Aim of the exercise >> Produce the listing below again, exactly as shown.

Data section >>
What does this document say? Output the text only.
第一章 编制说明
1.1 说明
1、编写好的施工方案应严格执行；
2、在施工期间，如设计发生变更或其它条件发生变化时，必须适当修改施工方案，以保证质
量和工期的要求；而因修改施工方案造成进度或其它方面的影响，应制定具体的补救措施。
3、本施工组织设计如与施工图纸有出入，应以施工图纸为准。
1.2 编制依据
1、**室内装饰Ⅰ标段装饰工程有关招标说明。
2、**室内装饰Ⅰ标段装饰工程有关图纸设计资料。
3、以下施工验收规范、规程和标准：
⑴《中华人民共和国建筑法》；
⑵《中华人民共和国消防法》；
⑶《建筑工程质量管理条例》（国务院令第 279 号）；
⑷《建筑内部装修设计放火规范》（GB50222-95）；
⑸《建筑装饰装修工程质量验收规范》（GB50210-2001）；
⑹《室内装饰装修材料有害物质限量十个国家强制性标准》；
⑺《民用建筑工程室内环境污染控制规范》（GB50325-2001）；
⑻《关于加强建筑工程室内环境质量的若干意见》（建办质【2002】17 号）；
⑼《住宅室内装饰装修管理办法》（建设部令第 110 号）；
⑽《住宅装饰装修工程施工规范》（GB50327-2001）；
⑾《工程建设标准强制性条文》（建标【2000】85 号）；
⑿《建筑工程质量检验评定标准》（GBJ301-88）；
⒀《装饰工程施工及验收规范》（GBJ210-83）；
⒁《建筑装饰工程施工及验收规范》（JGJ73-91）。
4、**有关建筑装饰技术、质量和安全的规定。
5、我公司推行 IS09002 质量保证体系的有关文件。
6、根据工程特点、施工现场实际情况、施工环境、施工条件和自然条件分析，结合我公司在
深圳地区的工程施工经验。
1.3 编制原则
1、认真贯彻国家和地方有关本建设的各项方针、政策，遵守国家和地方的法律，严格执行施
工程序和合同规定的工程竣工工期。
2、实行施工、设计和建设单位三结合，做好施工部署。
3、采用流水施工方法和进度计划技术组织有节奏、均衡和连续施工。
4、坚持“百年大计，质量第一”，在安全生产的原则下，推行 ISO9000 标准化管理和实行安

Full output >>
What does this document say? Output the text only.
第一章 编制说明
1.1 说明
1、编写好的施工方案应严格执行；
2、在施工期间，如设计发生变更或其它条件发生变化时，必须适当修改施工方案，以保证质
量和工期的要求；而因修改施工方案造成进度或其它方面的影响，应制定具体的补救措施。
3、本施工组织设计如与施工图纸有出入，应以施工图纸为准。
1.2 编制依据
1、**室内装饰Ⅰ标段装饰工程有关招标说明。
2、**室内装饰Ⅰ标段装饰工程有关图纸设计资料。
3、以下施工验收规范、规程和标准：
⑴《中华人民共和国建筑法》；
⑵《中华人民共和国消防法》；
⑶《建筑工程质量管理条例》（国务院令第 279 号）；
⑷《建筑内部装修设计放火规范》（GB50222-95）；
⑸《建筑装饰装修工程质量验收规范》（GB50210-2001）；
⑹《室内装饰装修材料有害物质限量十个国家强制性标准》；
⑺《民用建筑工程室内环境污染控制规范》（GB50325-2001）；
⑻《关于加强建筑工程室内环境质量的若干意见》（建办质【2002】17 号）；
⑼《住宅室内装饰装修管理办法》（建设部令第 110 号）；
⑽《住宅装饰装修工程施工规范》（GB50327-2001）；
⑾《工程建设标准强制性条文》（建标【2000】85 号）；
⑿《建筑工程质量检验评定标准》（GBJ301-88）；
⒀《装饰工程施工及验收规范》（GBJ210-83）；
⒁《建筑装饰工程施工及验收规范》（JGJ73-91）。
4、**有关建筑装饰技术、质量和安全的规定。
5、我公司推行 IS09002 质量保证体系的有关文件。
6、根据工程特点、施工现场实际情况、施工环境、施工条件和自然条件分析，结合我公司在
深圳地区的工程施工经验。
1.3 编制原则
1、认真贯彻国家和地方有关本建设的各项方针、政策，遵守国家和地方的法律，严格执行施
工程序和合同规定的工程竣工工期。
2、实行施工、设计和建设单位三结合，做好施工部署。
3、采用流水施工方法和进度计划技术组织有节奏、均衡和连续施工。
4、坚持“百年大计，质量第一”，在安全生产的原则下，推行 ISO9000 标准化管理和实行安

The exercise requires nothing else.